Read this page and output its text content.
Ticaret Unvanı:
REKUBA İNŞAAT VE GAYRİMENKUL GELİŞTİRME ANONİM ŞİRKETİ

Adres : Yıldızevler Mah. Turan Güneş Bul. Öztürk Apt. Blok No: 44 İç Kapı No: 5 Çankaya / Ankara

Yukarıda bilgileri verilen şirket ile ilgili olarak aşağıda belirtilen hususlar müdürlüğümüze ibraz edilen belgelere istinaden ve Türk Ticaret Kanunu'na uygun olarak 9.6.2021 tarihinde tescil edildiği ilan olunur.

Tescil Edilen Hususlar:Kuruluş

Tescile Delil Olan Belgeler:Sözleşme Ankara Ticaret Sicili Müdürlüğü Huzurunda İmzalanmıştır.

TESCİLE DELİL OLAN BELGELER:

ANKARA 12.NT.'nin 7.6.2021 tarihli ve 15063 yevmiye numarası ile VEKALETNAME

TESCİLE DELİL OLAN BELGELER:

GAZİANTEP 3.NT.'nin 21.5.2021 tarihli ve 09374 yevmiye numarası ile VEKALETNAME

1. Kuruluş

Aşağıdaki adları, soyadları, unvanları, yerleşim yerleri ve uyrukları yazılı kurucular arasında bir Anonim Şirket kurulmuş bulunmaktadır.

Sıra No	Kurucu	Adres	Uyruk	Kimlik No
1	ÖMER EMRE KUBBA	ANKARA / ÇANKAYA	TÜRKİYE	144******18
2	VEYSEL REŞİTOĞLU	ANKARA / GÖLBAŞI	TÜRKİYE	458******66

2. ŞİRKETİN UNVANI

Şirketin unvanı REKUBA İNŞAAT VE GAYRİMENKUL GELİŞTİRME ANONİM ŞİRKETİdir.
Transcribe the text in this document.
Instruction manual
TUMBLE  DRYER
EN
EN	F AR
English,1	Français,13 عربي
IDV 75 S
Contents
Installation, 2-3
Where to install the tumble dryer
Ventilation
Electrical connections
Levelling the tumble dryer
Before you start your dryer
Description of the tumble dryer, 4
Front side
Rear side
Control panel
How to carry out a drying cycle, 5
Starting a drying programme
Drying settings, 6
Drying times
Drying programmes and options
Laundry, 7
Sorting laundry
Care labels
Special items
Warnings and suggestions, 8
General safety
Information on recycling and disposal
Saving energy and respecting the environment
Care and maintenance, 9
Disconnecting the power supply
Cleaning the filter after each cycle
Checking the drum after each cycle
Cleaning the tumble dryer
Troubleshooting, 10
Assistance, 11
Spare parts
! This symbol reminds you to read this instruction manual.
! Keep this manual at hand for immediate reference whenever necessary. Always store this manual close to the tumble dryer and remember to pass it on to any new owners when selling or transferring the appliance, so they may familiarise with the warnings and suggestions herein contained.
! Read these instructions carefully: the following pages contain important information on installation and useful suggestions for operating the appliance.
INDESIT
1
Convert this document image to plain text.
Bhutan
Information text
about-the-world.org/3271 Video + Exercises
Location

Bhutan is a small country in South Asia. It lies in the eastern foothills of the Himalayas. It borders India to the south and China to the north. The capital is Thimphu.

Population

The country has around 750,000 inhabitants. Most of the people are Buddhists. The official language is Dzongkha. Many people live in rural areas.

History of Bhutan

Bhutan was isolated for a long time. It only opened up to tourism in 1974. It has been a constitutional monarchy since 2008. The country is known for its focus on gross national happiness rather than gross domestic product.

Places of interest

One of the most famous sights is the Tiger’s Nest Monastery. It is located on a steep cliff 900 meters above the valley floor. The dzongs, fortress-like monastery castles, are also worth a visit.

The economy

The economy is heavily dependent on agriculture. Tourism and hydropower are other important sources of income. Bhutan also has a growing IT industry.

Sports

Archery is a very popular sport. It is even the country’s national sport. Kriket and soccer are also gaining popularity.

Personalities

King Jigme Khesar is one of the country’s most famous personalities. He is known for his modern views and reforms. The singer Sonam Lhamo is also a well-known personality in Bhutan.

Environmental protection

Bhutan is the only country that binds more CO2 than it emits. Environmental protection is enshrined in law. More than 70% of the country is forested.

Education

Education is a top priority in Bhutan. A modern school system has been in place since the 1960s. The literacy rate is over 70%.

==========

#### [Short task]
The records above must be repeated exactly, every one of them.

#### [Finished task]
Read this page and output its text content.
Ticaret Unvanı:
REKUBA İNŞAAT VE GAYRİMENKUL GELİŞTİRME ANONİM ŞİRKETİ

Adres : Yıldızevler Mah. Turan Güneş Bul. Öztürk Apt. Blok No: 44 İç Kapı No: 5 Çankaya / Ankara

Yukarıda bilgileri verilen şirket ile ilgili olarak aşağıda belirtilen hususlar müdürlüğümüze ibraz edilen belgelere istinaden ve Türk Ticaret Kanunu'na uygun olarak 9.6.2021 tarihinde tescil edildiği ilan olunur.

Tescil Edilen Hususlar:Kuruluş

Tescile Delil Olan Belgeler:Sözleşme Ankara Ticaret Sicili Müdürlüğü Huzurunda İmzalanmıştır.

TESCİLE DELİL OLAN BELGELER:

ANKARA 12.NT.'nin 7.6.2021 tarihli ve 15063 yevmiye numarası ile VEKALETNAME

TESCİLE DELİL OLAN BELGELER:

GAZİANTEP 3.NT.'nin 21.5.2021 tarihli ve 09374 yevmiye numarası ile VEKALETNAME

1. Kuruluş

Aşağıdaki adları, soyadları, unvanları, yerleşim yerleri ve uyrukları yazılı kurucular arasında bir Anonim Şirket kurulmuş bulunmaktadır.

Sıra No	Kurucu	Adres	Uyruk	Kimlik No
1	ÖMER EMRE KUBBA	ANKARA / ÇANKAYA	TÜRKİYE	144******18
2	VEYSEL REŞİTOĞLU	ANKARA / GÖLBAŞI	TÜRKİYE	458******66

2. ŞİRKETİN UNVANI

Şirketin unvanı REKUBA İNŞAAT VE GAYRİMENKUL GELİŞTİRME ANONİM ŞİRKETİdir.
Transcribe the text in this document.
Instruction manual
TUMBLE  DRYER
EN
EN	F AR
English,1	Français,13 عربي
IDV 75 S
Contents
Installation, 2-3
Where to install the tumble dryer
Ventilation
Electrical connections
Levelling the tumble dryer
Before you start your dryer
Description of the tumble dryer, 4
Front side
Rear side
Control panel
How to carry out a drying cycle, 5
Starting a drying programme
Drying settings, 6
Drying times
Drying programmes and options
Laundry, 7
Sorting laundry
Care labels
Special items
Warnings and suggestions, 8
General safety
Information on recycling and disposal
Saving energy and respecting the environment
Care and maintenance, 9
Disconnecting the power supply
Cleaning the filter after each cycle
Checking the drum after each cycle
Cleaning the tumble dryer
Troubleshooting, 10
Assistance, 11
Spare parts
! This symbol reminds you to read this instruction manual.
! Keep this manual at hand for immediate reference whenever necessary. Always store this manual close to the tumble dryer and remember to pass it on to any new owners when selling or transferring the appliance, so they may familiarise with the warnings and suggestions herein contained.
! Read these instructions carefully: the following pages contain important information on installation and useful suggestions for operating the appliance.
INDESIT
1
Convert this document image to plain text.
Bhutan
Information text
about-the-world.org/3271 Video + Exercises
Location

Bhutan is a small country in South Asia. It lies in the eastern foothills of the Himalayas. It borders India to the south and China to the north. The capital is Thimphu.

Population

The country has around 750,000 inhabitants. Most of the people are Buddhists. The official language is Dzongkha. Many people live in rural areas.

History of Bhutan

Bhutan was isolated for a long time. It only opened up to tourism in 1974. It has been a constitutional monarchy since 2008. The country is known for its focus on gross national happiness rather than gross domestic product.

Places of interest

One of the most famous sights is the Tiger’s Nest Monastery. It is located on a steep cliff 900 meters above the valley floor. The dzongs, fortress-like monastery castles, are also worth a visit.

The economy

The economy is heavily dependent on agriculture. Tourism and hydropower are other important sources of income. Bhutan also has a growing IT industry.

Sports

Archery is a very popular sport. It is even the country’s national sport. Kriket and soccer are also gaining popularity.

Personalities

King Jigme Khesar is one of the country’s most famous personalities. He is known for his modern views and reforms. The singer Sonam Lhamo is also a well-known personality in Bhutan.

Environmental protection

Bhutan is the only country that binds more CO2 than it emits. Environmental protection is enshrined in law. More than 70% of the country is forested.

Education

Education is a top priority in Bhutan. A modern school system has been in place since the 1960s. The literacy rate is over 70%.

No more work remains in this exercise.